- Required work
Reproduce the entries below in full, word for word.

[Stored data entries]
┄┄┄┄┄┄┄┄┄┄┄┄┄┄┄┄┄┄┄┄

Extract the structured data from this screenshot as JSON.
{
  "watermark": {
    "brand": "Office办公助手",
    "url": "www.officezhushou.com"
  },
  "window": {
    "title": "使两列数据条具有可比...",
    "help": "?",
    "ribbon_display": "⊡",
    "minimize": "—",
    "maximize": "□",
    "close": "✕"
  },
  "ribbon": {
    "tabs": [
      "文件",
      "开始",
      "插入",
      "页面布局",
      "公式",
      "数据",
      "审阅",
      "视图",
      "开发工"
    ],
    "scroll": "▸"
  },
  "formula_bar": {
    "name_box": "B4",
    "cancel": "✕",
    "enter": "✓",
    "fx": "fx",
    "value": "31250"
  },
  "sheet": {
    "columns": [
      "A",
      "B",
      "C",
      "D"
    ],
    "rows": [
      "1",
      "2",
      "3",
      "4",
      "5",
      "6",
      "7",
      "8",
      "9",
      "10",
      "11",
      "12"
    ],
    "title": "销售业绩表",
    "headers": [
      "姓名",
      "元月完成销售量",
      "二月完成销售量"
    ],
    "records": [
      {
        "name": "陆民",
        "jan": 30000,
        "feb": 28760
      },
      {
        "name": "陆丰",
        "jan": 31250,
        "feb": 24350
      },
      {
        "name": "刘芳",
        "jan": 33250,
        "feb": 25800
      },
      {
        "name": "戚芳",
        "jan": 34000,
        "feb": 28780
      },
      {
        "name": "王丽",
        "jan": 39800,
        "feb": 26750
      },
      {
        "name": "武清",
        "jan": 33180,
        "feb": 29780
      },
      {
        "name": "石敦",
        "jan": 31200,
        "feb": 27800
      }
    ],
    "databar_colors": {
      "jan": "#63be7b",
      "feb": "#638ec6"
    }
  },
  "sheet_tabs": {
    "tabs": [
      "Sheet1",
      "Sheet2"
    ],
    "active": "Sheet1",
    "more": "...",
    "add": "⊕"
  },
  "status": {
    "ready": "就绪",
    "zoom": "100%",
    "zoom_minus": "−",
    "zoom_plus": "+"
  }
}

┄┄┄┄┄┄┄┄┄┄┄┄┄┄┄┄┄┄┄┄

- The result
Extract the structured data from this screenshot as JSON.
{
  "watermark": {
    "brand": "Office办公助手",
    "url": "www.officezhushou.com"
  },
  "window": {
    "title": "使两列数据条具有可比...",
    "help": "?",
    "ribbon_display": "⊡",
    "minimize": "—",
    "maximize": "□",
    "close": "✕"
  },
  "ribbon": {
    "tabs": [
      "文件",
      "开始",
      "插入",
      "页面布局",
      "公式",
      "数据",
      "审阅",
      "视图",
      "开发工"
    ],
    "scroll": "▸"
  },
  "formula_bar": {
    "name_box": "B4",
    "cancel": "✕",
    "enter": "✓",
    "fx": "fx",
    "value": "31250"
  },
  "sheet": {
    "columns": [
      "A",
      "B",
      "C",
      "D"
    ],
    "rows": [
      "1",
      "2",
      "3",
      "4",
      "5",
      "6",
      "7",
      "8",
      "9",
      "10",
      "11",
      "12"
    ],
    "title": "销售业绩表",
    "headers": [
      "姓名",
      "元月完成销售量",
      "二月完成销售量"
    ],
    "records": [
      {
        "name": "陆民",
        "jan": 30000,
        "feb": 28760
      },
      {
        "name": "陆丰",
        "jan": 31250,
        "feb": 24350
      },
      {
        "name": "刘芳",
        "jan": 33250,
        "feb": 25800
      },
      {
        "name": "戚芳",
        "jan": 34000,
        "feb": 28780
      },
      {
        "name": "王丽",
        "jan": 39800,
        "feb": 26750
      },
      {
        "name": "武清",
        "jan": 33180,
        "feb": 29780
      },
      {
        "name": "石敦",
        "jan": 31200,
        "feb": 27800
      }
    ],
    "databar_colors": {
      "jan": "#63be7b",
      "feb": "#638ec6"
    }
  },
  "sheet_tabs": {
    "tabs": [
      "Sheet1",
      "Sheet2"
    ],
    "active": "Sheet1",
    "more": "...",
    "add": "⊕"
  },
  "status": {
    "ready": "就绪",
    "zoom": "100%",
    "zoom_minus": "−",
    "zoom_plus": "+"
  }
}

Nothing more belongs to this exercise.